▶ _Given instruction_:
Omit every image, and transcribe the remaining entries exactly as given.

[Records from a collection of figures]
-- Begin --

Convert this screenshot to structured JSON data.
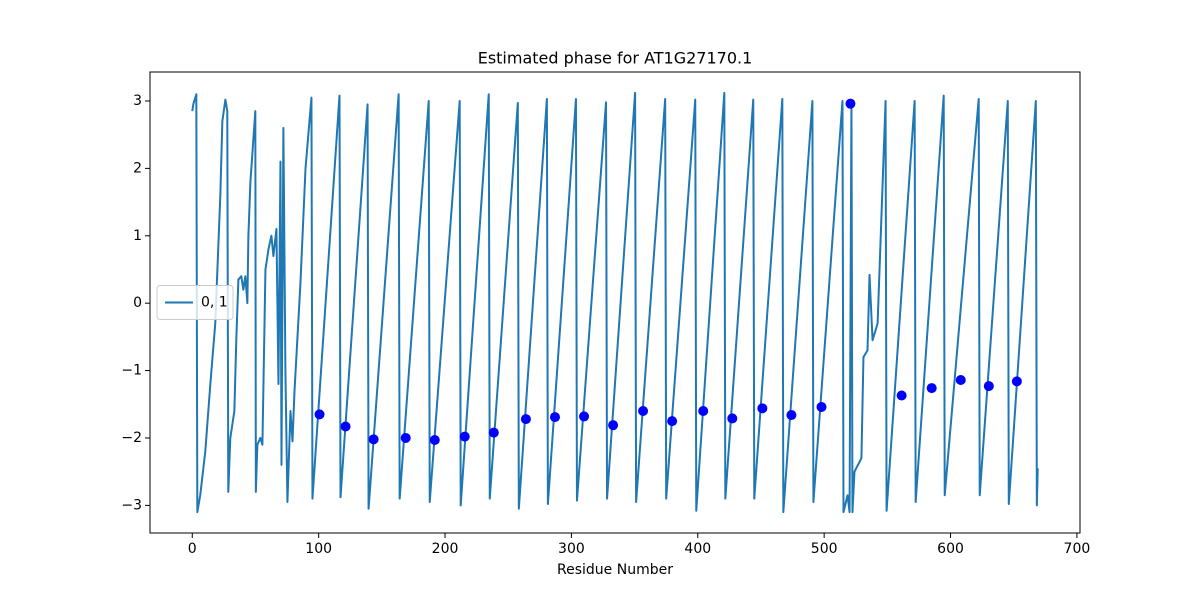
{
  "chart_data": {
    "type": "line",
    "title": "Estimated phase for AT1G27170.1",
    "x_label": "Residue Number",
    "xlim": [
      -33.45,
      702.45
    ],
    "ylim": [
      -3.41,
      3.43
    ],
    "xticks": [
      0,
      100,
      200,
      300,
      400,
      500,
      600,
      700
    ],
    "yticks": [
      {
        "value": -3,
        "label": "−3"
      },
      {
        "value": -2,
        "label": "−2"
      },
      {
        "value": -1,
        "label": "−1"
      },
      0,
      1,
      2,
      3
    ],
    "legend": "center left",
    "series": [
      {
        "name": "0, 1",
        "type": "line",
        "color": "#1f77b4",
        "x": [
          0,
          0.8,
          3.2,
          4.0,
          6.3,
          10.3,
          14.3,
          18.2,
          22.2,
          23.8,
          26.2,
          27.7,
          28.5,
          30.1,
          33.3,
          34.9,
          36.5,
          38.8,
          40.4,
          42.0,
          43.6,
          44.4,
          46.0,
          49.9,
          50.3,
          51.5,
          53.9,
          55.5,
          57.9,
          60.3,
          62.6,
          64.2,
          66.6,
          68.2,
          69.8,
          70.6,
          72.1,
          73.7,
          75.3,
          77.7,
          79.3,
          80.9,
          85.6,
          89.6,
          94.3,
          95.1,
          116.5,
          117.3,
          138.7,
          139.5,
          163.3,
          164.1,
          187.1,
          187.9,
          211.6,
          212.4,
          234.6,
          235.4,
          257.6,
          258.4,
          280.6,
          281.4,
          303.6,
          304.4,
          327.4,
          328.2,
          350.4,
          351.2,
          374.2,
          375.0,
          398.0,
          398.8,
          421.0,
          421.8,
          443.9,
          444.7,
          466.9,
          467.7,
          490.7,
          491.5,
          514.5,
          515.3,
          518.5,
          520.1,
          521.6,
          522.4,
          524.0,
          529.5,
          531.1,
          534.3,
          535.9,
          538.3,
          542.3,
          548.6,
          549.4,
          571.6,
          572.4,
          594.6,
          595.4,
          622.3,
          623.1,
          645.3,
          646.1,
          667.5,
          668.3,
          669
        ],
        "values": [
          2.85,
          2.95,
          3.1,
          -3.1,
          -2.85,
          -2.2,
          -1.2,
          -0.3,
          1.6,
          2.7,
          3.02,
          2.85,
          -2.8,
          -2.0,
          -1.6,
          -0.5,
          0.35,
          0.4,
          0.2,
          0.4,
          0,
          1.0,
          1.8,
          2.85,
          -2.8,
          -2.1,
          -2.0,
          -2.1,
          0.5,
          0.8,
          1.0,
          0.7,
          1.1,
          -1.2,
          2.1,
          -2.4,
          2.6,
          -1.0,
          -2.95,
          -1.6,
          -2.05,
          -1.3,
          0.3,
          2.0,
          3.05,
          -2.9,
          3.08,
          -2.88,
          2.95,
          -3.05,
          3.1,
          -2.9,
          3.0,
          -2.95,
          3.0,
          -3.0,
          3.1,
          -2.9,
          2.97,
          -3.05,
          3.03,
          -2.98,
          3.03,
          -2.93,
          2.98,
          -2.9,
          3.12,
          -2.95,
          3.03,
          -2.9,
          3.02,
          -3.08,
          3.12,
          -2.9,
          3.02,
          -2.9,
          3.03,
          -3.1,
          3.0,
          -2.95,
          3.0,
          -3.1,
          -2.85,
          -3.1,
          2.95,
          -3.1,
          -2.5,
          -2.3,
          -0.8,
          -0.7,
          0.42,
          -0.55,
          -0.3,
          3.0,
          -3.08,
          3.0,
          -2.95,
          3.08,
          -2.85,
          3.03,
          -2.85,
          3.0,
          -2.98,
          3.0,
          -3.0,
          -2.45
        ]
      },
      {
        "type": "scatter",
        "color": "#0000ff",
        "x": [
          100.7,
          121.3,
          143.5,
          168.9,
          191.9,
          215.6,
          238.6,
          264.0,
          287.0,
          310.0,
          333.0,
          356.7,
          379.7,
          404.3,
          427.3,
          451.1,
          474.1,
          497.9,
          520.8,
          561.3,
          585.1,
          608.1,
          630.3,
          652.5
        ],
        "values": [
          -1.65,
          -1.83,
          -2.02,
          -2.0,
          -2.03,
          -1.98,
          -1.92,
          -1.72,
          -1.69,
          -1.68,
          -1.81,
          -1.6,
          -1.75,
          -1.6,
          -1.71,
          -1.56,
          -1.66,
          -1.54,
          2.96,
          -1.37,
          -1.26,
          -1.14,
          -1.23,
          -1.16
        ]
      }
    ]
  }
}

-- End --

▶ _Task response_:
Convert this screenshot to structured JSON data.
{
  "chart_data": {
    "type": "line",
    "title": "Estimated phase for AT1G27170.1",
    "x_label": "Residue Number",
    "xlim": [
      -33.45,
      702.45
    ],
    "ylim": [
      -3.41,
      3.43
    ],
    "xticks": [
      0,
      100,
      200,
      300,
      400,
      500,
      600,
      700
    ],
    "yticks": [
      {
        "value": -3,
        "label": "−3"
      },
      {
        "value": -2,
        "label": "−2"
      },
      {
        "value": -1,
        "label": "−1"
      },
      0,
      1,
      2,
      3
    ],
    "legend": "center left",
    "series": [
      {
        "name": "0, 1",
        "type": "line",
        "color": "#1f77b4",
        "x": [
          0,
          0.8,
          3.2,
          4.0,
          6.3,
          10.3,
          14.3,
          18.2,
          22.2,
          23.8,
          26.2,
          27.7,
          28.5,
          30.1,
          33.3,
          34.9,
          36.5,
          38.8,
          40.4,
          42.0,
          43.6,
          44.4,
          46.0,
          49.9,
          50.3,
          51.5,
          53.9,
          55.5,
          57.9,
          60.3,
          62.6,
          64.2,
          66.6,
          68.2,
          69.8,
          70.6,
          72.1,
          73.7,
          75.3,
          77.7,
          79.3,
          80.9,
          85.6,
          89.6,
          94.3,
          95.1,
          116.5,
          117.3,
          138.7,
          139.5,
          163.3,
          164.1,
          187.1,
          187.9,
          211.6,
          212.4,
          234.6,
          235.4,
          257.6,
          258.4,
          280.6,
          281.4,
          303.6,
          304.4,
          327.4,
          328.2,
          350.4,
          351.2,
          374.2,
          375.0,
          398.0,
          398.8,
          421.0,
          421.8,
          443.9,
          444.7,
          466.9,
          467.7,
          490.7,
          491.5,
          514.5,
          515.3,
          518.5,
          520.1,
          521.6,
          522.4,
          524.0,
          529.5,
          531.1,
          534.3,
          535.9,
          538.3,
          542.3,
          548.6,
          549.4,
          571.6,
          572.4,
          594.6,
          595.4,
          622.3,
          623.1,
          645.3,
          646.1,
          667.5,
          668.3,
          669
        ],
        "values": [
          2.85,
          2.95,
          3.1,
          -3.1,
          -2.85,
          -2.2,
          -1.2,
          -0.3,
          1.6,
          2.7,
          3.02,
          2.85,
          -2.8,
          -2.0,
          -1.6,
          -0.5,
          0.35,
          0.4,
          0.2,
          0.4,
          0,
          1.0,
          1.8,
          2.85,
          -2.8,
          -2.1,
          -2.0,
          -2.1,
          0.5,
          0.8,
          1.0,
          0.7,
          1.1,
          -1.2,
          2.1,
          -2.4,
          2.6,
          -1.0,
          -2.95,
          -1.6,
          -2.05,
          -1.3,
          0.3,
          2.0,
          3.05,
          -2.9,
          3.08,
          -2.88,
          2.95,
          -3.05,
          3.1,
          -2.9,
          3.0,
          -2.95,
          3.0,
          -3.0,
          3.1,
          -2.9,
          2.97,
          -3.05,
          3.03,
          -2.98,
          3.03,
          -2.93,
          2.98,
          -2.9,
          3.12,
          -2.95,
          3.03,
          -2.9,
          3.02,
          -3.08,
          3.12,
          -2.9,
          3.02,
          -2.9,
          3.03,
          -3.1,
          3.0,
          -2.95,
          3.0,
          -3.1,
          -2.85,
          -3.1,
          2.95,
          -3.1,
          -2.5,
          -2.3,
          -0.8,
          -0.7,
          0.42,
          -0.55,
          -0.3,
          3.0,
          -3.08,
          3.0,
          -2.95,
          3.08,
          -2.85,
          3.03,
          -2.85,
          3.0,
          -2.98,
          3.0,
          -3.0,
          -2.45
        ]
      },
      {
        "type": "scatter",
        "color": "#0000ff",
        "x": [
          100.7,
          121.3,
          143.5,
          168.9,
          191.9,
          215.6,
          238.6,
          264.0,
          287.0,
          310.0,
          333.0,
          356.7,
          379.7,
          404.3,
          427.3,
          451.1,
          474.1,
          497.9,
          520.8,
          561.3,
          585.1,
          608.1,
          630.3,
          652.5
        ],
        "values": [
          -1.65,
          -1.83,
          -2.02,
          -2.0,
          -2.03,
          -1.98,
          -1.92,
          -1.72,
          -1.69,
          -1.68,
          -1.81,
          -1.6,
          -1.75,
          -1.6,
          -1.71,
          -1.56,
          -1.66,
          -1.54,
          2.96,
          -1.37,
          -1.26,
          -1.14,
          -1.23,
          -1.16
        ]
      }
    ]
  }
}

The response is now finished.